# WRITTEN TASK
Leave out the pictures and repeat everything else in the records exactly.

A block of data
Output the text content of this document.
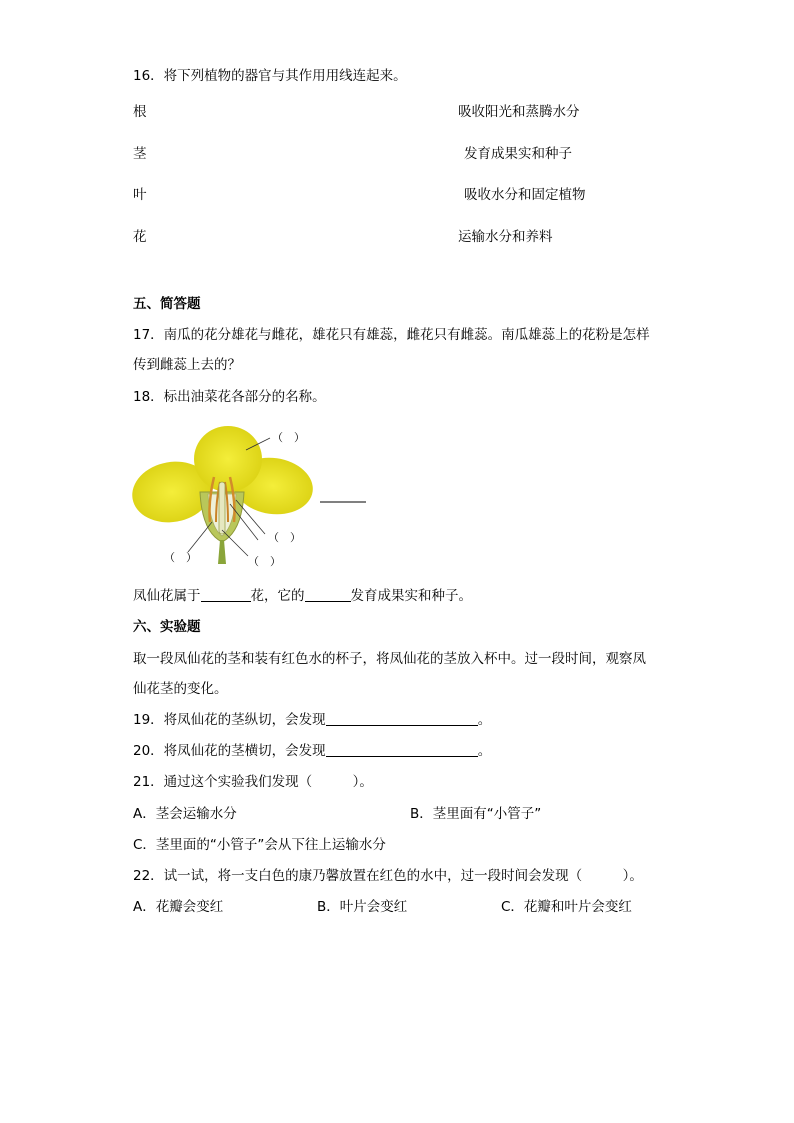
16．将下列植物的器官与其作用用线连起来。
根	吸收阳光和蒸腾水分
茎	发育成果实和种子
叶	吸收水分和固定植物
花	运输水分和养料
五、简答题
17．南瓜的花分雄花与雌花，雄花只有雄蕊，雌花只有雌蕊。南瓜雄蕊上的花粉是怎样
传到雌蕊上去的？
18．标出油菜花各部分的名称。
（　）
（　）
（　）	（　）
凤仙花属于	花，它的	发育成果实和种子。
六、实验题
取一段凤仙花的茎和装有红色水的杯子，将凤仙花的茎放入杯中。过一段时间，观察凤
仙花茎的变化。
19．将凤仙花的茎纵切，会发现	。
20．将凤仙花的茎横切，会发现	。
21．通过这个实验我们发现（　　　）。
A．茎会运输水分	B．茎里面有“小管子”
C．茎里面的“小管子”会从下往上运输水分
22．试一试，将一支白色的康乃馨放置在红色的水中，过一段时间会发现（　　　）。
A．花瓣会变红	B．叶片会变红	C．花瓣和叶片会变红
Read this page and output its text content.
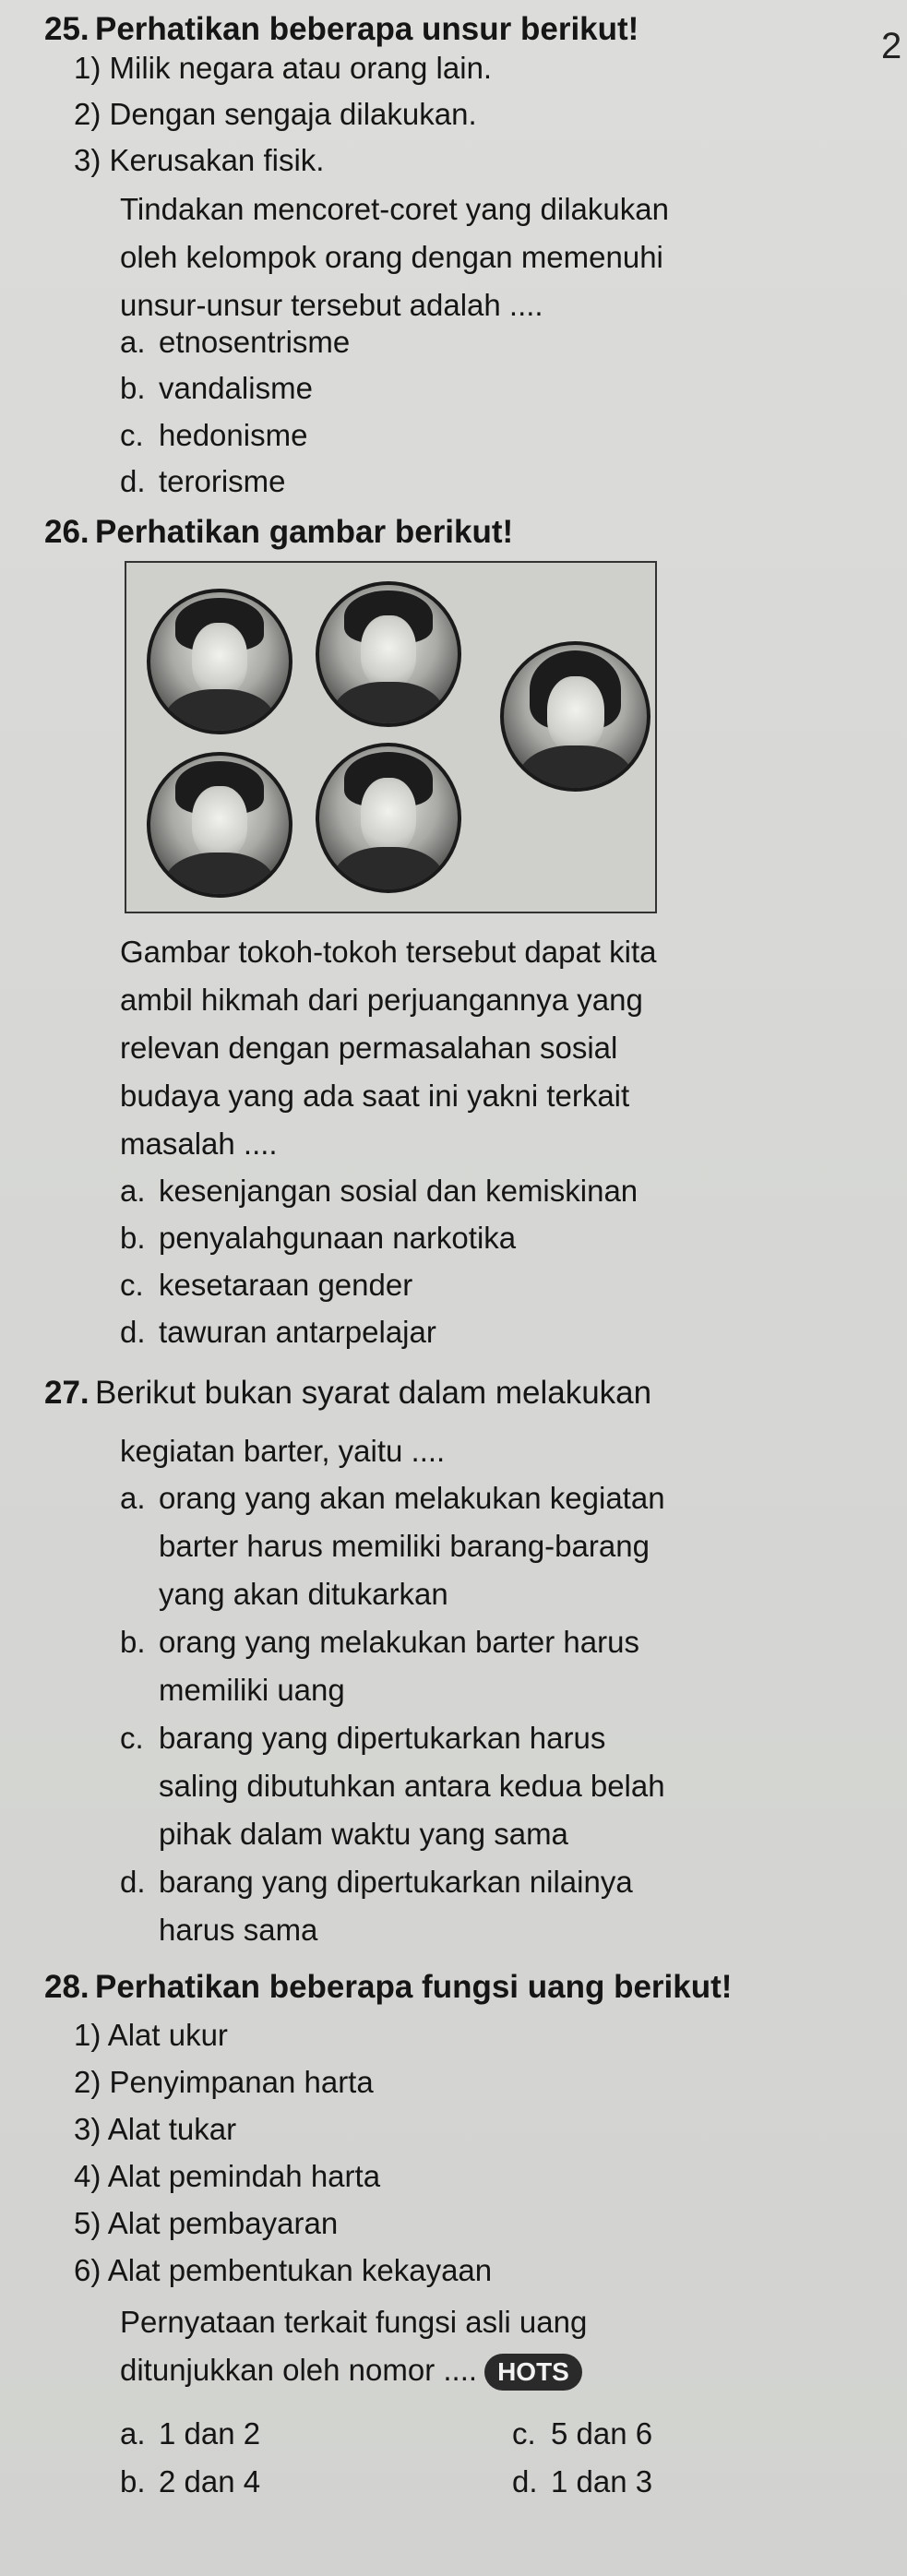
2
25. Perhatikan beberapa unsur berikut!
1) Milik negara atau orang lain.
2) Dengan sengaja dilakukan.
3) Kerusakan fisik.
Tindakan mencoret-coret yang dilakukan
oleh kelompok orang dengan memenuhi
unsur-unsur tersebut adalah ....
a. etnosentrisme
b. vandalisme
c. hedonisme
d. terorisme
26. Perhatikan gambar berikut!
Gambar tokoh-tokoh tersebut dapat kita
ambil hikmah dari perjuangannya yang
relevan dengan permasalahan sosial
budaya yang ada saat ini yakni terkait
masalah ....
a. kesenjangan sosial dan kemiskinan
b. penyalahgunaan narkotika
c. kesetaraan gender
d. tawuran antarpelajar
27. Berikut bukan syarat dalam melakukan
kegiatan barter, yaitu ....
a. orang yang akan melakukan kegiatan
barter harus memiliki barang-barang
yang akan ditukarkan
b. orang yang melakukan barter harus
memiliki uang
c. barang yang dipertukarkan harus
saling dibutuhkan antara kedua belah
pihak dalam waktu yang sama
d. barang yang dipertukarkan nilainya
harus sama
28. Perhatikan beberapa fungsi uang berikut!
1) Alat ukur
2) Penyimpanan harta
3) Alat tukar
4) Alat pemindah harta
5) Alat pembayaran
6) Alat pembentukan kekayaan
Pernyataan terkait fungsi asli uang
ditunjukkan oleh nomor .... HOTS
a. 1 dan 2
b. 2 dan 4
c. 5 dan 6
d. 1 dan 3
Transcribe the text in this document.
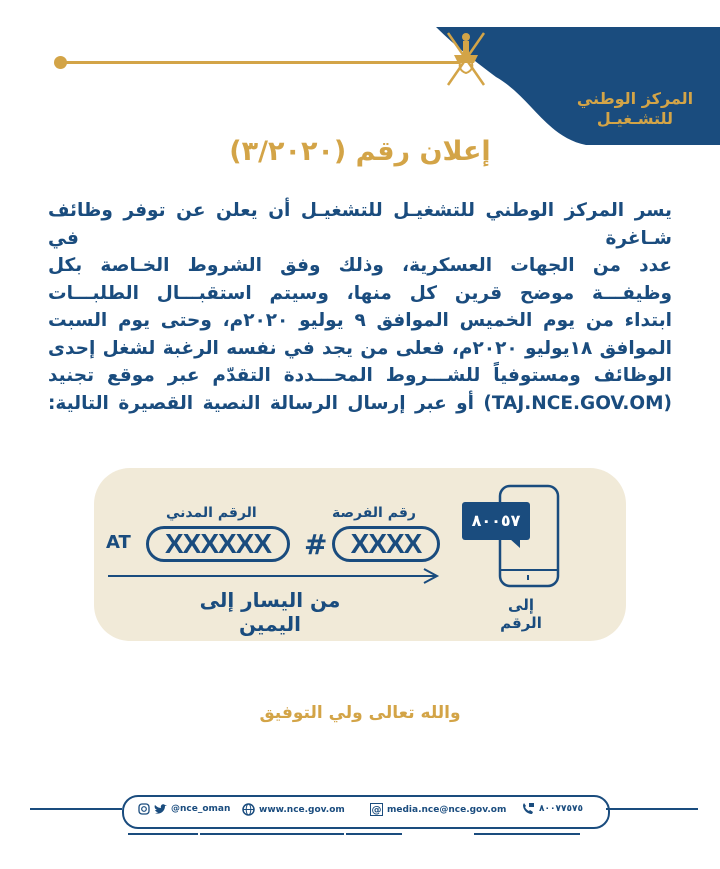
المركز الوطني
للتشـغيـل
إعلان رقم (٣/٢٠٢٠)
يسر المركز الوطني للتشغيـل للتشغيـل أن يعلن عن توفر وظائف شـاغرة في
عدد من الجهات العسكرية، وذلك وفق الشروط الخـاصة بكل
وظيفـــة موضح قرين كل منها، وسيتم استقبـــال الطلبـــات
ابتداء من يوم الخميس الموافق ٩ يوليو ٢٠٢٠م، وحتى يوم السبت
الموافق ١٨يوليو ٢٠٢٠م، فعلى من يجد في نفسه الرغبة لشغل إحدى
الوظائف ومستوفياً للشـــروط المحـــددة التقدّم عبر موقع تجنيد
(TAJ.NCE.GOV.OM) أو عبر إرسال الرسالة النصية القصيرة التالية:
الرقم المدني	رقم الفرصة
AT	XXXXXX	# XXXX
من اليسار إلى اليمين
٨٠٠٥٧
إلى الرقم
والله تعالى ولي التوفيق
@nce_oman	www.nce.gov.om	@ media.nce@nce.gov.om	٨٠٠٧٧٥٧٥
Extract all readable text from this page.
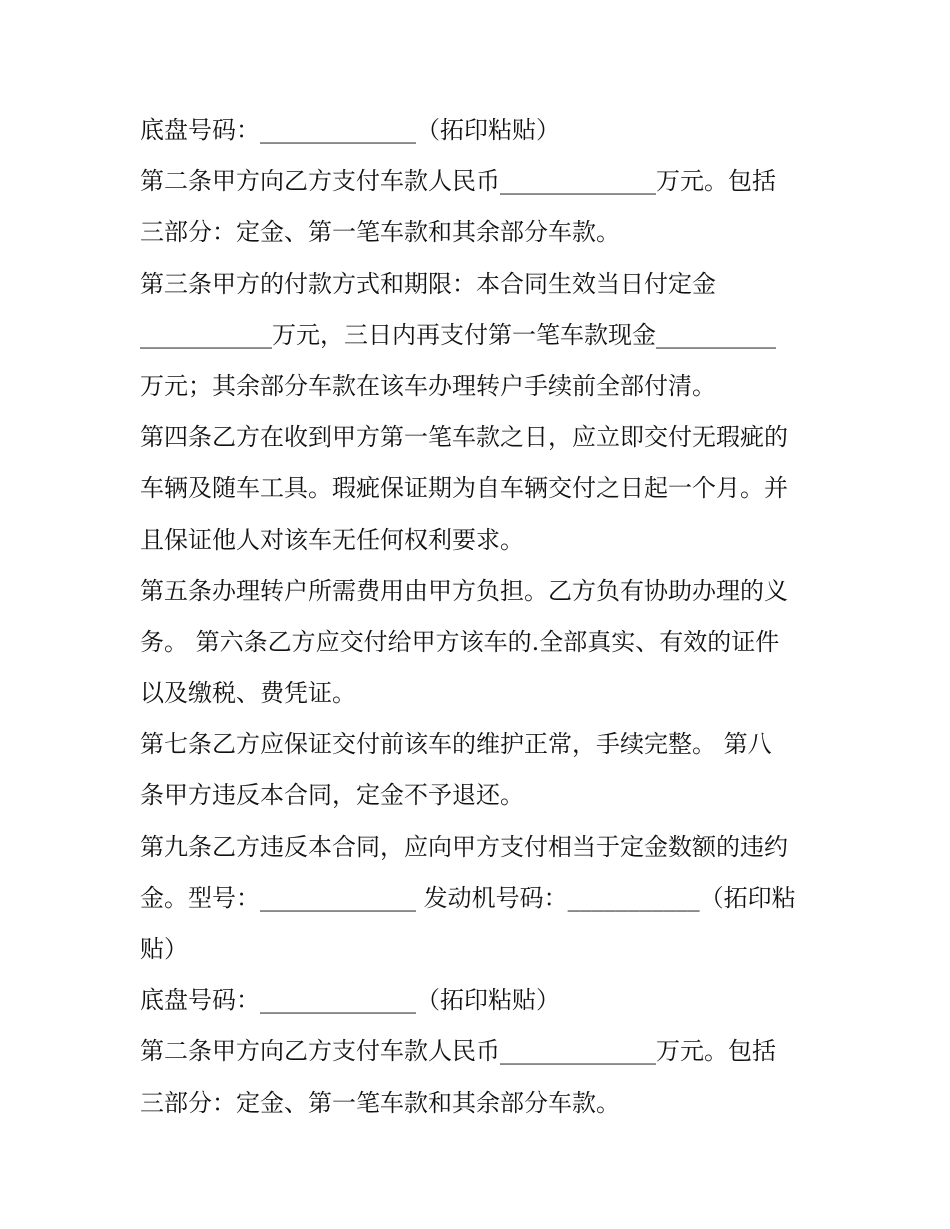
底盘号码：_____________（拓印粘贴）
第二条甲方向乙方支付车款人民币_____________万元。包括
三部分：定金、第一笔车款和其余部分车款。
第三条甲方的付款方式和期限：本合同生效当日付定金
___________万元，三日内再支付第一笔车款现金__________
万元；其余部分车款在该车办理转户手续前全部付清。
第四条乙方在收到甲方第一笔车款之日，应立即交付无瑕疵的
车辆及随车工具。瑕疵保证期为自车辆交付之日起一个月。并
且保证他人对该车无任何权利要求。
第五条办理转户所需费用由甲方负担。乙方负有协助办理的义
务。 第六条乙方应交付给甲方该车的.全部真实、有效的证件
以及缴税、费凭证。
第七条乙方应保证交付前该车的维护正常，手续完整。 第八
条甲方违反本合同，定金不予退还。
第九条乙方违反本合同，应向甲方支付相当于定金数额的违约
金。型号：_____________ 发动机号码：___________（拓印粘
贴）
底盘号码：_____________（拓印粘贴）
第二条甲方向乙方支付车款人民币_____________万元。包括
三部分：定金、第一笔车款和其余部分车款。
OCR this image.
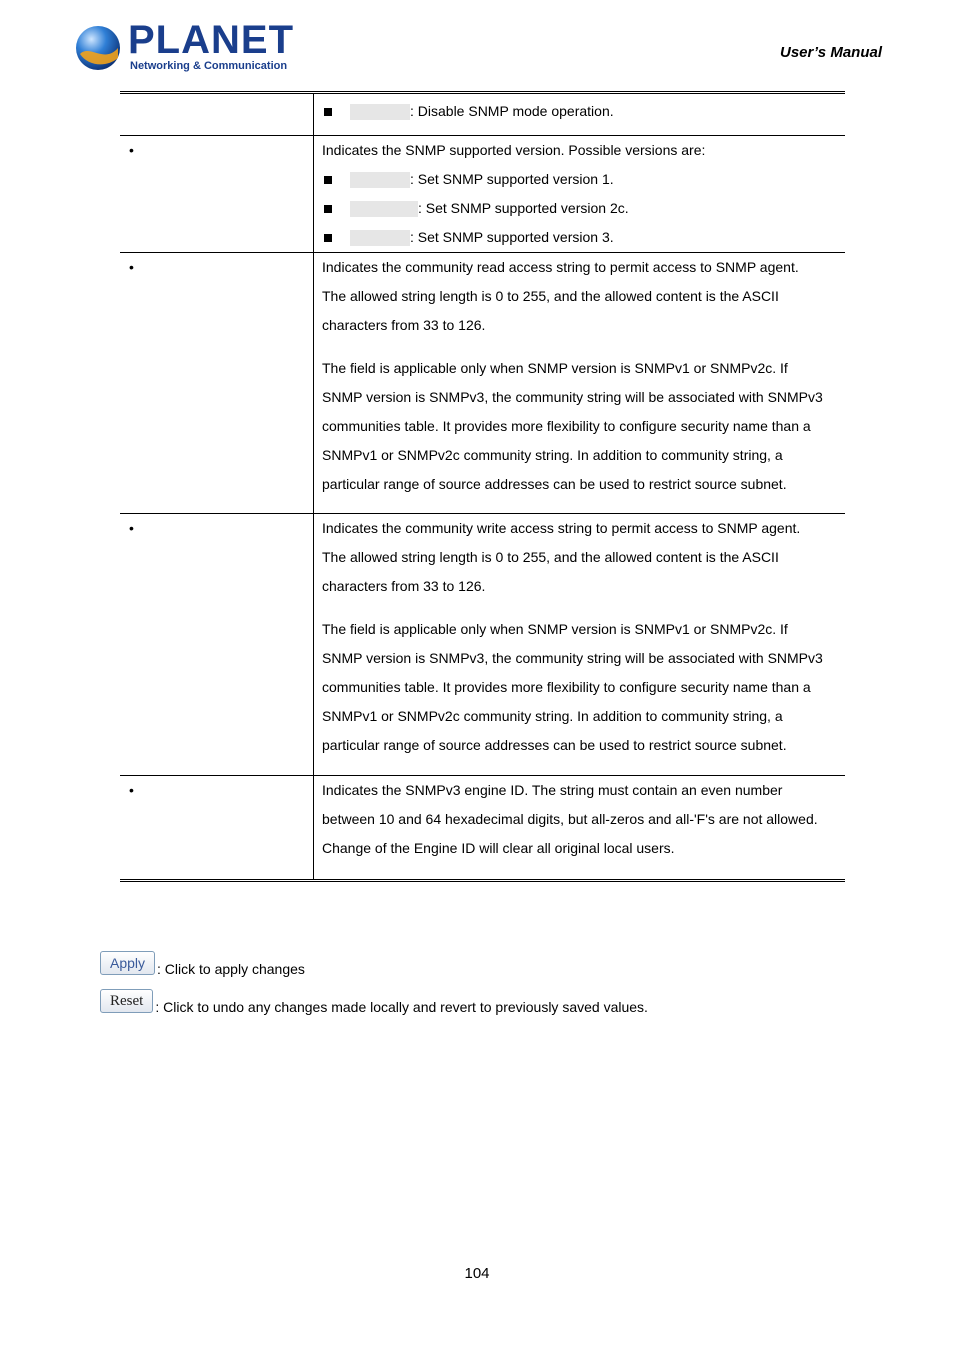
PLANET
Networking & Communication
User’s Manual
: Disable SNMP mode operation.
•	Indicates the SNMP supported version. Possible versions are:
: Set SNMP supported version 1.
: Set SNMP supported version 2c.
: Set SNMP supported version 3.
•	Indicates the community read access string to permit access to SNMP agent.
The allowed string length is 0 to 255, and the allowed content is the ASCII
characters from 33 to 126.
The field is applicable only when SNMP version is SNMPv1 or SNMPv2c. If
SNMP version is SNMPv3, the community string will be associated with SNMPv3
communities table. It provides more flexibility to configure security name than a
SNMPv1 or SNMPv2c community string. In addition to community string, a
particular range of source addresses can be used to restrict source subnet.
•	Indicates the community write access string to permit access to SNMP agent.
The allowed string length is 0 to 255, and the allowed content is the ASCII
characters from 33 to 126.
The field is applicable only when SNMP version is SNMPv1 or SNMPv2c. If
SNMP version is SNMPv3, the community string will be associated with SNMPv3
communities table. It provides more flexibility to configure security name than a
SNMPv1 or SNMPv2c community string. In addition to community string, a
particular range of source addresses can be used to restrict source subnet.
•	Indicates the SNMPv3 engine ID. The string must contain an even number
between 10 and 64 hexadecimal digits, but all-zeros and all-'F's are not allowed.
Change of the Engine ID will clear all original local users.
Apply : Click to apply changes
Reset : Click to undo any changes made locally and revert to previously saved values.
104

# OUTPUT BELOW
Output the text content of this document.
16．将下列植物的器官与其作用用线连起来。
根	吸收阳光和蒸腾水分
茎	发育成果实和种子
叶	吸收水分和固定植物
花	运输水分和养料
五、简答题
17．南瓜的花分雄花与雌花，雄花只有雄蕊，雌花只有雌蕊。南瓜雄蕊上的花粉是怎样
传到雌蕊上去的？
18．标出油菜花各部分的名称。
（　）
（　）
（　）	（　）
凤仙花属于	花，它的	发育成果实和种子。
六、实验题
取一段凤仙花的茎和装有红色水的杯子，将凤仙花的茎放入杯中。过一段时间，观察凤
仙花茎的变化。
19．将凤仙花的茎纵切，会发现	。
20．将凤仙花的茎横切，会发现	。
21．通过这个实验我们发现（　　　）。
A．茎会运输水分	B．茎里面有“小管子”
C．茎里面的“小管子”会从下往上运输水分
22．试一试，将一支白色的康乃馨放置在红色的水中，过一段时间会发现（　　　）。
A．花瓣会变红	B．叶片会变红	C．花瓣和叶片会变红
Read this page and output its text content.
2
25. Perhatikan beberapa unsur berikut!
1) Milik negara atau orang lain.
2) Dengan sengaja dilakukan.
3) Kerusakan fisik.
Tindakan mencoret-coret yang dilakukan
oleh kelompok orang dengan memenuhi
unsur-unsur tersebut adalah ....
a. etnosentrisme
b. vandalisme
c. hedonisme
d. terorisme
26. Perhatikan gambar berikut!
Gambar tokoh-tokoh tersebut dapat kita
ambil hikmah dari perjuangannya yang
relevan dengan permasalahan sosial
budaya yang ada saat ini yakni terkait
masalah ....
a. kesenjangan sosial dan kemiskinan
b. penyalahgunaan narkotika
c. kesetaraan gender
d. tawuran antarpelajar
27. Berikut bukan syarat dalam melakukan
kegiatan barter, yaitu ....
a. orang yang akan melakukan kegiatan
barter harus memiliki barang-barang
yang akan ditukarkan
b. orang yang melakukan barter harus
memiliki uang
c. barang yang dipertukarkan harus
saling dibutuhkan antara kedua belah
pihak dalam waktu yang sama
d. barang yang dipertukarkan nilainya
harus sama
28. Perhatikan beberapa fungsi uang berikut!
1) Alat ukur
2) Penyimpanan harta
3) Alat tukar
4) Alat pemindah harta
5) Alat pembayaran
6) Alat pembentukan kekayaan
Pernyataan terkait fungsi asli uang
ditunjukkan oleh nomor .... HOTS
a. 1 dan 2
b. 2 dan 4
c. 5 dan 6
d. 1 dan 3
Transcribe the text in this document.
المركز الوطني
للتشـغيـل
إعلان رقم (٣/٢٠٢٠)
يسر المركز الوطني للتشغيـل للتشغيـل أن يعلن عن توفر وظائف شـاغرة في
عدد من الجهات العسكرية، وذلك وفق الشروط الخـاصة بكل
وظيفـــة موضح قرين كل منها، وسيتم استقبـــال الطلبـــات
ابتداء من يوم الخميس الموافق ٩ يوليو ٢٠٢٠م، وحتى يوم السبت
الموافق ١٨يوليو ٢٠٢٠م، فعلى من يجد في نفسه الرغبة لشغل إحدى
الوظائف ومستوفياً للشـــروط المحـــددة التقدّم عبر موقع تجنيد
(TAJ.NCE.GOV.OM) أو عبر إرسال الرسالة النصية القصيرة التالية:
الرقم المدني	رقم الفرصة
AT	XXXXXX	# XXXX
من اليسار إلى اليمين
٨٠٠٥٧
إلى الرقم
والله تعالى ولي التوفيق
@nce_oman	www.nce.gov.om	@ media.nce@nce.gov.om	٨٠٠٧٧٥٧٥
Extract all readable text from this page.
底盘号码：_____________（拓印粘贴）
第二条甲方向乙方支付车款人民币_____________万元。包括
三部分：定金、第一笔车款和其余部分车款。
第三条甲方的付款方式和期限：本合同生效当日付定金
___________万元，三日内再支付第一笔车款现金__________
万元；其余部分车款在该车办理转户手续前全部付清。
第四条乙方在收到甲方第一笔车款之日，应立即交付无瑕疵的
车辆及随车工具。瑕疵保证期为自车辆交付之日起一个月。并
且保证他人对该车无任何权利要求。
第五条办理转户所需费用由甲方负担。乙方负有协助办理的义
务。 第六条乙方应交付给甲方该车的.全部真实、有效的证件
以及缴税、费凭证。
第七条乙方应保证交付前该车的维护正常，手续完整。 第八
条甲方违反本合同，定金不予退还。
第九条乙方违反本合同，应向甲方支付相当于定金数额的违约
金。型号：_____________ 发动机号码：___________（拓印粘
贴）
底盘号码：_____________（拓印粘贴）
第二条甲方向乙方支付车款人民币_____________万元。包括
三部分：定金、第一笔车款和其余部分车款。
OCR this image.
PLANET
Networking & Communication
User’s Manual
: Disable SNMP mode operation.
•	Indicates the SNMP supported version. Possible versions are:
: Set SNMP supported version 1.
: Set SNMP supported version 2c.
: Set SNMP supported version 3.
•	Indicates the community read access string to permit access to SNMP agent.
The allowed string length is 0 to 255, and the allowed content is the ASCII
characters from 33 to 126.
The field is applicable only when SNMP version is SNMPv1 or SNMPv2c. If
SNMP version is SNMPv3, the community string will be associated with SNMPv3
communities table. It provides more flexibility to configure security name than a
SNMPv1 or SNMPv2c community string. In addition to community string, a
particular range of source addresses can be used to restrict source subnet.
•	Indicates the community write access string to permit access to SNMP agent.
The allowed string length is 0 to 255, and the allowed content is the ASCII
characters from 33 to 126.
The field is applicable only when SNMP version is SNMPv1 or SNMPv2c. If
SNMP version is SNMPv3, the community string will be associated with SNMPv3
communities table. It provides more flexibility to configure security name than a
SNMPv1 or SNMPv2c community string. In addition to community string, a
particular range of source addresses can be used to restrict source subnet.
•	Indicates the SNMPv3 engine ID. The string must contain an even number
between 10 and 64 hexadecimal digits, but all-zeros and all-'F's are not allowed.
Change of the Engine ID will clear all original local users.
Apply : Click to apply changes
Reset : Click to undo any changes made locally and revert to previously saved values.
104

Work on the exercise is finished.